Only the pictures are left out: repeat the rest of the entries exactly.

** START OF RAW DATA **

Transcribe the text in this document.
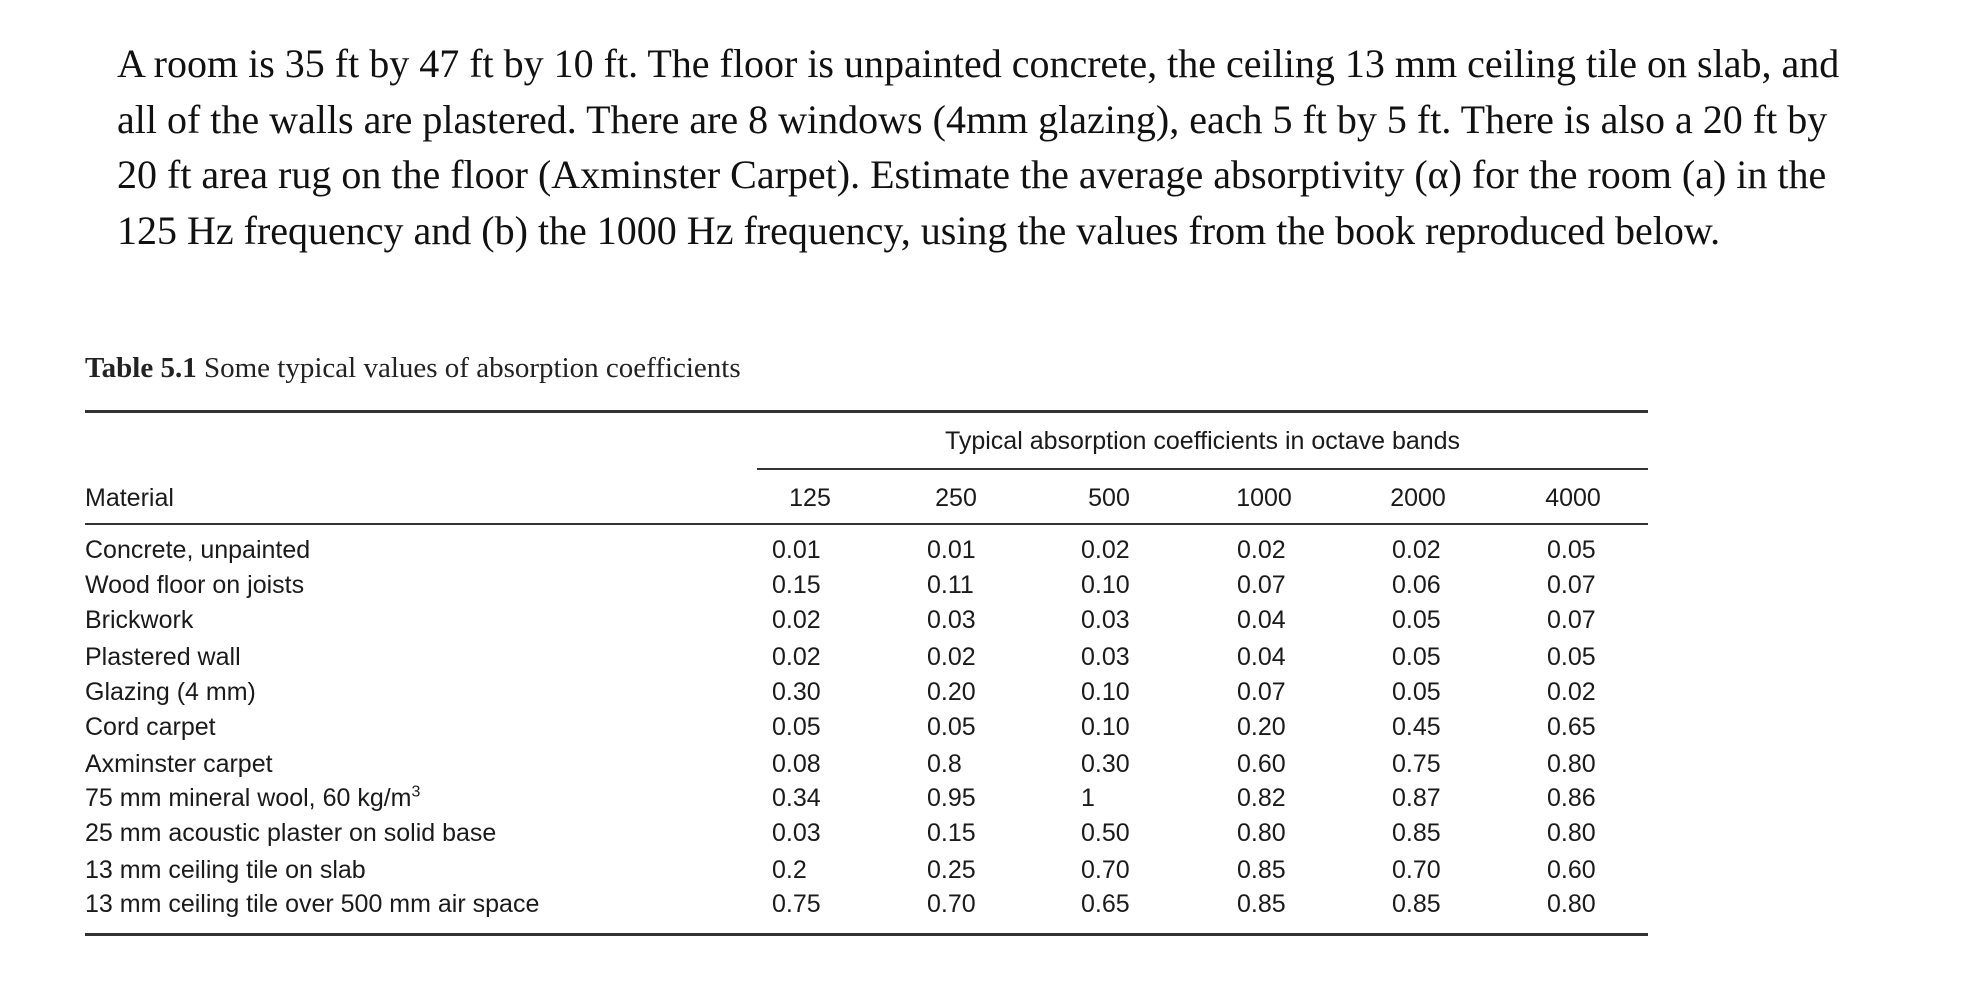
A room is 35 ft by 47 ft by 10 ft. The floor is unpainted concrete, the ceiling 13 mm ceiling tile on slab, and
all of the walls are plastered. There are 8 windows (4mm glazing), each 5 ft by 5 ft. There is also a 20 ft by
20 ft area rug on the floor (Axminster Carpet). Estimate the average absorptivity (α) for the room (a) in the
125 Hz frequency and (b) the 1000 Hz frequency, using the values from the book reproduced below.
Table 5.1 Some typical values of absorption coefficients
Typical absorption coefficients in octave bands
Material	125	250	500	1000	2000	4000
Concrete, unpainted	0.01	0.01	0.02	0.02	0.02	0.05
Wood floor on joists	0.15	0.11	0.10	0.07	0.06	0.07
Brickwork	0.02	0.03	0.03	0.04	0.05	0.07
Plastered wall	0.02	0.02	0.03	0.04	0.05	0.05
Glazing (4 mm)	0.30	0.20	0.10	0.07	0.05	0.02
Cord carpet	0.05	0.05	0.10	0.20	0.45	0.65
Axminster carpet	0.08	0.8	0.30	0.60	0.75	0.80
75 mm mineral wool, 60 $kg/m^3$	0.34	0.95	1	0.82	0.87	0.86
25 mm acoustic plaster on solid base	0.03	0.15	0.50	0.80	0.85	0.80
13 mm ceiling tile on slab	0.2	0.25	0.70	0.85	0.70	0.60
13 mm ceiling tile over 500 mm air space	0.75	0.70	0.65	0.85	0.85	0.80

** END OF RAW DATA **

## THE RESPONSE
Transcribe the text in this document.
A room is 35 ft by 47 ft by 10 ft. The floor is unpainted concrete, the ceiling 13 mm ceiling tile on slab, and
all of the walls are plastered. There are 8 windows (4mm glazing), each 5 ft by 5 ft. There is also a 20 ft by
20 ft area rug on the floor (Axminster Carpet). Estimate the average absorptivity (α) for the room (a) in the
125 Hz frequency and (b) the 1000 Hz frequency, using the values from the book reproduced below.
Table 5.1 Some typical values of absorption coefficients
Typical absorption coefficients in octave bands
Material	125	250	500	1000	2000	4000
Concrete, unpainted	0.01	0.01	0.02	0.02	0.02	0.05
Wood floor on joists	0.15	0.11	0.10	0.07	0.06	0.07
Brickwork	0.02	0.03	0.03	0.04	0.05	0.07
Plastered wall	0.02	0.02	0.03	0.04	0.05	0.05
Glazing (4 mm)	0.30	0.20	0.10	0.07	0.05	0.02
Cord carpet	0.05	0.05	0.10	0.20	0.45	0.65
Axminster carpet	0.08	0.8	0.30	0.60	0.75	0.80
75 mm mineral wool, 60 $kg/m^3$	0.34	0.95	1	0.82	0.87	0.86
25 mm acoustic plaster on solid base	0.03	0.15	0.50	0.80	0.85	0.80
13 mm ceiling tile on slab	0.2	0.25	0.70	0.85	0.70	0.60
13 mm ceiling tile over 500 mm air space	0.75	0.70	0.65	0.85	0.85	0.80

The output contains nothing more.